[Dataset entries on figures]
########
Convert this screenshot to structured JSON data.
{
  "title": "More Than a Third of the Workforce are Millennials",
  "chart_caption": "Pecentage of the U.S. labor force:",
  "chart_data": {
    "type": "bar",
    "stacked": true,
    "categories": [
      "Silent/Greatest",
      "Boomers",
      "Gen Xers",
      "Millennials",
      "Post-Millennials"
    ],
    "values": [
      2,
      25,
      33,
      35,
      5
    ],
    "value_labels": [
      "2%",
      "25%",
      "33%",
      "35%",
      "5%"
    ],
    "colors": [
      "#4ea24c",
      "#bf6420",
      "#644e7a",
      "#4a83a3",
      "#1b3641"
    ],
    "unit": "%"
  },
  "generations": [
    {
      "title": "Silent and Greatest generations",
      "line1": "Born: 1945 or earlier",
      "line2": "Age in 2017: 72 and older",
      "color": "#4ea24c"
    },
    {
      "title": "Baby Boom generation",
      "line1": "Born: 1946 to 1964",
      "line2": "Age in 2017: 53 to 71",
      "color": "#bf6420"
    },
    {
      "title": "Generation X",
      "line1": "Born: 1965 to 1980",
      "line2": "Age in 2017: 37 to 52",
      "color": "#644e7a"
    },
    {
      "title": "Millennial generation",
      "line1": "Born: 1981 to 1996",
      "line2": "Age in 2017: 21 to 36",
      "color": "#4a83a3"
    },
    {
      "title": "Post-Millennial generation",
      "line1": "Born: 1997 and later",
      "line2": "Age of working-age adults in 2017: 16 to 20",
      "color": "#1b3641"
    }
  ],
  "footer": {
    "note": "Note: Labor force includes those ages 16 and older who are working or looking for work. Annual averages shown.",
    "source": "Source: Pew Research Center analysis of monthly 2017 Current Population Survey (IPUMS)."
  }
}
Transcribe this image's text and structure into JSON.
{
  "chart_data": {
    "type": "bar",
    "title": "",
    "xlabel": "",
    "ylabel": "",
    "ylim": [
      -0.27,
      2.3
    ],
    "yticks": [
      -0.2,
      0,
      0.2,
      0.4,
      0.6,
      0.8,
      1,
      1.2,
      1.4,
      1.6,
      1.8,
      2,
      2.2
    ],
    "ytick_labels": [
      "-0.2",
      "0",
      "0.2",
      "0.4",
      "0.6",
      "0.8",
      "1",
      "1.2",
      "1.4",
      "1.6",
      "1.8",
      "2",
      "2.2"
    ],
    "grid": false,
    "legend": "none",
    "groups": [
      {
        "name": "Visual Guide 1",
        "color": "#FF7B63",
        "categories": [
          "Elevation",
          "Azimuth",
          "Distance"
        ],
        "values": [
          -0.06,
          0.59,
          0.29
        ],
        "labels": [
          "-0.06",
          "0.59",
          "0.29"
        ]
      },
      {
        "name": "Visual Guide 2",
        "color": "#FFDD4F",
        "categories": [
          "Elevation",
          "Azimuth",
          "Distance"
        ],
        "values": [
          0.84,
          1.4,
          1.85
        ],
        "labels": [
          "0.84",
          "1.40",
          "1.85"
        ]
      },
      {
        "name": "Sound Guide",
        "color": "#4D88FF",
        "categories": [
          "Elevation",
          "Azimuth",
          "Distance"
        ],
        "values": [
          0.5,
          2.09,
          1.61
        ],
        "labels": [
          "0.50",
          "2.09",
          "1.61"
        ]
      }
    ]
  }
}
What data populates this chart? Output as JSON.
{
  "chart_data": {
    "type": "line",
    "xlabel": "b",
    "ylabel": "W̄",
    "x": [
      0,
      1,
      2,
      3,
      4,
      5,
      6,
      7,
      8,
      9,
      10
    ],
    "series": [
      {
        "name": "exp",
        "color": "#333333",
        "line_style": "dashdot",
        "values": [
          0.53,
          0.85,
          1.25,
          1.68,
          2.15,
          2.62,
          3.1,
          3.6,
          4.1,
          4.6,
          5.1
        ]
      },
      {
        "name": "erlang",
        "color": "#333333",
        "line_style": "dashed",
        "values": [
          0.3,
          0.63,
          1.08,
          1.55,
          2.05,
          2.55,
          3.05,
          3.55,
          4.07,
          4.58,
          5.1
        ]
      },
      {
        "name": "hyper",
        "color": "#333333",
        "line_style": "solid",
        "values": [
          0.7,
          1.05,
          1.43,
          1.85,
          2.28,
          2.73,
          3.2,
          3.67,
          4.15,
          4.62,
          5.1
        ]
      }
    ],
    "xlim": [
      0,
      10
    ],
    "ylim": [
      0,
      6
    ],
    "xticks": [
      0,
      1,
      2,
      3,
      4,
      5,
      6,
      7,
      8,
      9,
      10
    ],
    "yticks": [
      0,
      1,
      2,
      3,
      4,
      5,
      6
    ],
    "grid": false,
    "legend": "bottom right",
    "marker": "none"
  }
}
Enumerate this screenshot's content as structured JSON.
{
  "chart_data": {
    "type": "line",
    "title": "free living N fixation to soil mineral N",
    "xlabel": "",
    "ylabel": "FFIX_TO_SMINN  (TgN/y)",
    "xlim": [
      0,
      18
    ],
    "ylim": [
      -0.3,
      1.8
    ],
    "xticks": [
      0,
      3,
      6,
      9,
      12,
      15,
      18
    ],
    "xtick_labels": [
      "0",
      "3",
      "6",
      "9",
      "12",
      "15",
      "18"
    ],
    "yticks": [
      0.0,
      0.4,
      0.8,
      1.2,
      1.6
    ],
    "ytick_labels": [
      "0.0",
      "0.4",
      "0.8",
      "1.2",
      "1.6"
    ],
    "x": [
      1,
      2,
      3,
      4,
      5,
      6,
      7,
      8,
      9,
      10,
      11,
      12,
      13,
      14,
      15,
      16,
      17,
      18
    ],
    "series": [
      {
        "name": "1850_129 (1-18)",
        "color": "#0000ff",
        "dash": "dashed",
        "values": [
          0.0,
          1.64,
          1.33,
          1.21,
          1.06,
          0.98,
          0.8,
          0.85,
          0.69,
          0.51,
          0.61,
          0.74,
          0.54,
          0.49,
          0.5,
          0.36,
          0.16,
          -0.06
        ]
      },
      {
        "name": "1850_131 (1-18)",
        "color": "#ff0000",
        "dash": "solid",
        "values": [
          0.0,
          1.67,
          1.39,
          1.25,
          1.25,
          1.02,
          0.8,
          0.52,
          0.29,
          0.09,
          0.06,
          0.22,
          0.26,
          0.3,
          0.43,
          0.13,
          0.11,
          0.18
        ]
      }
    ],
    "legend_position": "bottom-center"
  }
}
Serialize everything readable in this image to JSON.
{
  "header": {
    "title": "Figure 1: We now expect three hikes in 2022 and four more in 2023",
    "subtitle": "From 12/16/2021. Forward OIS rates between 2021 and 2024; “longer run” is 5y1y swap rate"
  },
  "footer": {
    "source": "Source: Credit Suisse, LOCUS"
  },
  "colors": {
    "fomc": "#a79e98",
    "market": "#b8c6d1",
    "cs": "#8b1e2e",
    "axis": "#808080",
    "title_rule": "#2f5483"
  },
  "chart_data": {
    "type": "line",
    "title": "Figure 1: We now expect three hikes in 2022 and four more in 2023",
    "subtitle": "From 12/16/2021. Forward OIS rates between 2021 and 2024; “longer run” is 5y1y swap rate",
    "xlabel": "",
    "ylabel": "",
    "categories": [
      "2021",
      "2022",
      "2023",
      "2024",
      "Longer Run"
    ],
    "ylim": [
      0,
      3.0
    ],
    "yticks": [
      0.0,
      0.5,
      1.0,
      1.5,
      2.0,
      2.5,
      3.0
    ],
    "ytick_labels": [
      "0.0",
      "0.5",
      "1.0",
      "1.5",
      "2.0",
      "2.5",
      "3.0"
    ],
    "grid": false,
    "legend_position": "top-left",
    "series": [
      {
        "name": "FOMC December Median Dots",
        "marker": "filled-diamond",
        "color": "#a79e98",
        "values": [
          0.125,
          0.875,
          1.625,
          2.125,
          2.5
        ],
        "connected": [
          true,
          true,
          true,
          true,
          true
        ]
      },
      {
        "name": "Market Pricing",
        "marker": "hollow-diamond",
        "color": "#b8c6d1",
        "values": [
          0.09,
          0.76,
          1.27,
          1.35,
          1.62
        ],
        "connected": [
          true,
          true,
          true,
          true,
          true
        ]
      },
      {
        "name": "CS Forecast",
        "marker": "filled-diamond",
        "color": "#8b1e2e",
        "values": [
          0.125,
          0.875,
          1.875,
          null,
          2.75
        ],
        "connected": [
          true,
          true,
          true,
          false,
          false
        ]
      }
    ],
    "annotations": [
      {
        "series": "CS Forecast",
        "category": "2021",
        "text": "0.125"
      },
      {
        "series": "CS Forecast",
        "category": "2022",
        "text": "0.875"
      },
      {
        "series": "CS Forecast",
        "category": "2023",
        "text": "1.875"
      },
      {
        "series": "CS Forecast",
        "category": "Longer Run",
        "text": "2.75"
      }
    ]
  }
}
########
Exercise prompt
Tally how many lines of the data include the word "bottom". Write the number and nothing else.

The output
2